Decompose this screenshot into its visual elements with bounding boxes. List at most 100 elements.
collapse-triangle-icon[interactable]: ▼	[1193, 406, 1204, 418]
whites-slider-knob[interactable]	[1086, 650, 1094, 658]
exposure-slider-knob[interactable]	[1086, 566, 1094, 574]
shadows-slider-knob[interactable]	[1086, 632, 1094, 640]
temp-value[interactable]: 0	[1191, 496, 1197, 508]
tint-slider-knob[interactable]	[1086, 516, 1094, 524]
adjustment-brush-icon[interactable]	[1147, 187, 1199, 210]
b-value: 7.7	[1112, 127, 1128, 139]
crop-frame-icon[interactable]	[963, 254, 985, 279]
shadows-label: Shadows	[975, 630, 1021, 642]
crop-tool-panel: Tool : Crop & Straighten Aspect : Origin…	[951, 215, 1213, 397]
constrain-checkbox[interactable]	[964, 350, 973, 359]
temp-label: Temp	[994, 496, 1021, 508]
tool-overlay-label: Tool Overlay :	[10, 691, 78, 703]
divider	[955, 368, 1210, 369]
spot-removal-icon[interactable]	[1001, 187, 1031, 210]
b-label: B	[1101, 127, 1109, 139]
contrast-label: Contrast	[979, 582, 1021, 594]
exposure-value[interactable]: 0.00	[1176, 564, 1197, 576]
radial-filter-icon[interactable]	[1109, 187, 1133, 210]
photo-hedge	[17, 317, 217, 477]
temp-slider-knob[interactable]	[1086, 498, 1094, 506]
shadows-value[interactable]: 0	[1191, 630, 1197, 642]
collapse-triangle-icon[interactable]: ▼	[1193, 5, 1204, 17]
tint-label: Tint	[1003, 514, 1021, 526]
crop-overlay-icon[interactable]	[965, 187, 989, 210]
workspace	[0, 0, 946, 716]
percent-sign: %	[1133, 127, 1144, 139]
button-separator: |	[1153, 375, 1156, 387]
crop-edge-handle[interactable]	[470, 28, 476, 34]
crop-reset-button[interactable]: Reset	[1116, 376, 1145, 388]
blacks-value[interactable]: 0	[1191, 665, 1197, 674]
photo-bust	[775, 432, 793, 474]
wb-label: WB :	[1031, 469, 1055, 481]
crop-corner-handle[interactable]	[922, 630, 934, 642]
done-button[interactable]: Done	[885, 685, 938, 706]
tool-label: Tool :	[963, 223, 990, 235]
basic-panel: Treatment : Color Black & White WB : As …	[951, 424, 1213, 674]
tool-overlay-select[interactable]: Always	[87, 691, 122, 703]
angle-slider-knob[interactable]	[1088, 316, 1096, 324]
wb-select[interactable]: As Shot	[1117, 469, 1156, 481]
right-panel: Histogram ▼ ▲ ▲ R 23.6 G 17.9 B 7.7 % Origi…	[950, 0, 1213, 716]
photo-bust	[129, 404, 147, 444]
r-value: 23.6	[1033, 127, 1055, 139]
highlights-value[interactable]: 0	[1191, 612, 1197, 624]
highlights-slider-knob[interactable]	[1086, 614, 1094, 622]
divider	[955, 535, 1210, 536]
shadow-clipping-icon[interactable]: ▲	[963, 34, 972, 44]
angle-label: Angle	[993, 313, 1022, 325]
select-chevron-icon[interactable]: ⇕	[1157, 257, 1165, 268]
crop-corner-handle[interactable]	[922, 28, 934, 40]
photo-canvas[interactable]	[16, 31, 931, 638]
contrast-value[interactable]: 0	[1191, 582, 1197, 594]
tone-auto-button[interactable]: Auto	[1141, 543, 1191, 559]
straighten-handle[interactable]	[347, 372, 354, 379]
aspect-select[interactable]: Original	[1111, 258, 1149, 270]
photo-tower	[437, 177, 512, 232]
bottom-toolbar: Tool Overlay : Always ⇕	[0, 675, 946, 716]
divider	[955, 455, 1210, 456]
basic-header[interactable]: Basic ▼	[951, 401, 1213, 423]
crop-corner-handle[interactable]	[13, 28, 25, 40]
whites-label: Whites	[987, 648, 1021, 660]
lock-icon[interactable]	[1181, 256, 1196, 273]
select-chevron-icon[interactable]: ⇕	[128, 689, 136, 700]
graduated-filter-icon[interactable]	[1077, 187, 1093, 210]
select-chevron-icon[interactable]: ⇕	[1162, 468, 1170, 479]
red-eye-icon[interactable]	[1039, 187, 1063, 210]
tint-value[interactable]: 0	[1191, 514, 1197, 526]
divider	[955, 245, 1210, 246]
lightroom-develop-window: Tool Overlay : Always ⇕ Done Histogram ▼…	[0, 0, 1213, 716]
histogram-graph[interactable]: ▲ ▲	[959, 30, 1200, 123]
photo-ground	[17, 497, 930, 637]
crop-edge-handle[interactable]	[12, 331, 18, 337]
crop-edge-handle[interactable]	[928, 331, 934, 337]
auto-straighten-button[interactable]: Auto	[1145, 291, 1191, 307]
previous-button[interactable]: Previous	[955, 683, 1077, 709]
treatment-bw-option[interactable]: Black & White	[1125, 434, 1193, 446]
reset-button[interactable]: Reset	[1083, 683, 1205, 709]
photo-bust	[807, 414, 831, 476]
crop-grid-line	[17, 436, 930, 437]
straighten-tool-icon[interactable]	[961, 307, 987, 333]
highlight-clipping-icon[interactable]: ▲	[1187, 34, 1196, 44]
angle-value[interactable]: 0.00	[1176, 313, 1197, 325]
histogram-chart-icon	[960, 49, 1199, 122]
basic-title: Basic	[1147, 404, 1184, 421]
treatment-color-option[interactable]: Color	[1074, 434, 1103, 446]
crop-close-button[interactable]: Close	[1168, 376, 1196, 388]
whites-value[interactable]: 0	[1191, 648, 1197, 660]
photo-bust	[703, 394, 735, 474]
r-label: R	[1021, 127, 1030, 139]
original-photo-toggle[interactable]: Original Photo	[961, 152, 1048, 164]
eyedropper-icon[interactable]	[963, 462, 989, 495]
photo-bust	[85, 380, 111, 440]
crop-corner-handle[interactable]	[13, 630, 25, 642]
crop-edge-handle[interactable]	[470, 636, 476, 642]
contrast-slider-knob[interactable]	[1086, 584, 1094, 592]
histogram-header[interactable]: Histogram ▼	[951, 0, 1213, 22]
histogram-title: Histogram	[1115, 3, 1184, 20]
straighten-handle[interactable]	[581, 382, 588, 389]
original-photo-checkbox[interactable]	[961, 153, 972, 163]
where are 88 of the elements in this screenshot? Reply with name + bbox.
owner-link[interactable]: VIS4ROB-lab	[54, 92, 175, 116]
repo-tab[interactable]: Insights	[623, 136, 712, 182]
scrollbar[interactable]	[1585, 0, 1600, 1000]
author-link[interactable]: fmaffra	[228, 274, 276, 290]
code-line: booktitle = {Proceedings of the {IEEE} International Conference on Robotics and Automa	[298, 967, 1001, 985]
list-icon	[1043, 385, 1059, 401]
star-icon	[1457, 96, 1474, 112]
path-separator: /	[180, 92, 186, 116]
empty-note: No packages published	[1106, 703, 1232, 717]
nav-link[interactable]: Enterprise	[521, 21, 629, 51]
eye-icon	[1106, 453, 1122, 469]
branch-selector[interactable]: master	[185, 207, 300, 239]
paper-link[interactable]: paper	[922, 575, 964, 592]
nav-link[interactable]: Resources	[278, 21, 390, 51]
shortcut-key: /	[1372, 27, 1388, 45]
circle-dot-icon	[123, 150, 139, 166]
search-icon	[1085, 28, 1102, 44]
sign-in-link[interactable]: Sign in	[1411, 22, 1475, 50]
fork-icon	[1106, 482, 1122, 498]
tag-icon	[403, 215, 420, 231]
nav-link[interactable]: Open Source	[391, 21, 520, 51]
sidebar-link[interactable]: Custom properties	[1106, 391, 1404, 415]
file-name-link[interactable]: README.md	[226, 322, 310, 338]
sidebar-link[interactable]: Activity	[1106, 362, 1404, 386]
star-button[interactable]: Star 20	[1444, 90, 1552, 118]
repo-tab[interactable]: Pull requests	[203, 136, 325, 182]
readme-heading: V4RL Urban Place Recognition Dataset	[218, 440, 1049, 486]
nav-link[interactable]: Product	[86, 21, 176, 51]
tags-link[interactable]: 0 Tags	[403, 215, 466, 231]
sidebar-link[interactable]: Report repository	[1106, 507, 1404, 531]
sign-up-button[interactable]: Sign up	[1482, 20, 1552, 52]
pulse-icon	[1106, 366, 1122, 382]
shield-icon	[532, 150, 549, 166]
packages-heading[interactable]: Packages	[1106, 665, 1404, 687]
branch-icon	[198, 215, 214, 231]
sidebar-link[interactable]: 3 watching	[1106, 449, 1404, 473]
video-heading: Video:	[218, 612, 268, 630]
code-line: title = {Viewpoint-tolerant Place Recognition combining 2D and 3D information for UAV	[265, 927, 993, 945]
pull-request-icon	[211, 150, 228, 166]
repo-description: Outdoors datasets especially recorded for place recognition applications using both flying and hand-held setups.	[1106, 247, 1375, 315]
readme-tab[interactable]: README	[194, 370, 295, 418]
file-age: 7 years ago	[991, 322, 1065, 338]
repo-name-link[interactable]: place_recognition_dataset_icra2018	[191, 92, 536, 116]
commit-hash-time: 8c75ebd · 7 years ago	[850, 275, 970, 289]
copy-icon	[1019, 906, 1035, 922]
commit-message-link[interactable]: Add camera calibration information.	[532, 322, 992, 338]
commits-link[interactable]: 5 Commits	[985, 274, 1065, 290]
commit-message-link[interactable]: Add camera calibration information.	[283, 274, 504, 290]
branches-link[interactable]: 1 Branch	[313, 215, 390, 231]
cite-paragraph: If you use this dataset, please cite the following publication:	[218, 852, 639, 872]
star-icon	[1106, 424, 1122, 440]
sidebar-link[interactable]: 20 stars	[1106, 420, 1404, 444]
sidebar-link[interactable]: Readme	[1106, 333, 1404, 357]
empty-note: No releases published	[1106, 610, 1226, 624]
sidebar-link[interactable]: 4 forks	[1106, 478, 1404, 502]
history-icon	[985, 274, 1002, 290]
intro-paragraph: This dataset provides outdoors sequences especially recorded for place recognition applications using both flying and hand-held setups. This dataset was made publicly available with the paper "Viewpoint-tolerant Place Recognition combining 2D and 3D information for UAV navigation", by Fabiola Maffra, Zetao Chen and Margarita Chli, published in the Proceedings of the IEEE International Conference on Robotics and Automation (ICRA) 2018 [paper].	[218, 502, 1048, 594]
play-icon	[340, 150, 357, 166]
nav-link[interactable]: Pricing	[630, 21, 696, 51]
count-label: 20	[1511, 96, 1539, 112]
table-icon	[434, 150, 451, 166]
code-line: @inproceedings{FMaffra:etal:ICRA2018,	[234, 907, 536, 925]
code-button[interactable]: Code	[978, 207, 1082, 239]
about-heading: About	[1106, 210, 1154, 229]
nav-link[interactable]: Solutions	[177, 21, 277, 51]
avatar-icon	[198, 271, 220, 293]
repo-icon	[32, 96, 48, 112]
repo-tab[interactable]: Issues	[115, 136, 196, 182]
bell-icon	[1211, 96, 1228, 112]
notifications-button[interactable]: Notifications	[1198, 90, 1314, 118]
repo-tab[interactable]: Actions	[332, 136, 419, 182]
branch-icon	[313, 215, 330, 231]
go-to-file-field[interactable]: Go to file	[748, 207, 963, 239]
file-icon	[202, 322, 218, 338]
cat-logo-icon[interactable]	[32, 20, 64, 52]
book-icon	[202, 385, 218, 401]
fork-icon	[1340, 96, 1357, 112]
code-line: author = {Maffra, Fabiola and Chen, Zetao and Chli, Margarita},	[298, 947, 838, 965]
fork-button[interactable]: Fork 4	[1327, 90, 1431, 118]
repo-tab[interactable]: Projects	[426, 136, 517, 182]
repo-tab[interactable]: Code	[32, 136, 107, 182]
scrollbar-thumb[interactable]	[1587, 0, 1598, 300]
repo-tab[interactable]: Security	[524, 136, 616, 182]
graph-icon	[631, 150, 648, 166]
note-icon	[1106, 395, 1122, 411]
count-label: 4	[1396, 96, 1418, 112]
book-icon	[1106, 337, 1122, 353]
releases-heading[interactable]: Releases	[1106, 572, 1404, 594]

··········

> TO BE DONE: Return verbatim every line of the records from the first line through the line containing "630, 1197, 642]", inclusive.

> REPLY:
Decompose this screenshot into its visual elements with bounding boxes. List at most 100 elements.
collapse-triangle-icon[interactable]: ▼	[1193, 406, 1204, 418]
whites-slider-knob[interactable]	[1086, 650, 1094, 658]
exposure-slider-knob[interactable]	[1086, 566, 1094, 574]
shadows-slider-knob[interactable]	[1086, 632, 1094, 640]
temp-value[interactable]: 0	[1191, 496, 1197, 508]
tint-slider-knob[interactable]	[1086, 516, 1094, 524]
adjustment-brush-icon[interactable]	[1147, 187, 1199, 210]
b-value: 7.7	[1112, 127, 1128, 139]
crop-frame-icon[interactable]	[963, 254, 985, 279]
shadows-label: Shadows	[975, 630, 1021, 642]
crop-tool-panel: Tool : Crop & Straighten Aspect : Origin…	[951, 215, 1213, 397]
constrain-checkbox[interactable]	[964, 350, 973, 359]
temp-label: Temp	[994, 496, 1021, 508]
tool-overlay-label: Tool Overlay :	[10, 691, 78, 703]
divider	[955, 368, 1210, 369]
spot-removal-icon[interactable]	[1001, 187, 1031, 210]
b-label: B	[1101, 127, 1109, 139]
contrast-label: Contrast	[979, 582, 1021, 594]
exposure-value[interactable]: 0.00	[1176, 564, 1197, 576]
radial-filter-icon[interactable]	[1109, 187, 1133, 210]
photo-hedge	[17, 317, 217, 477]
temp-slider-knob[interactable]	[1086, 498, 1094, 506]
shadows-value[interactable]: 0	[1191, 630, 1197, 642]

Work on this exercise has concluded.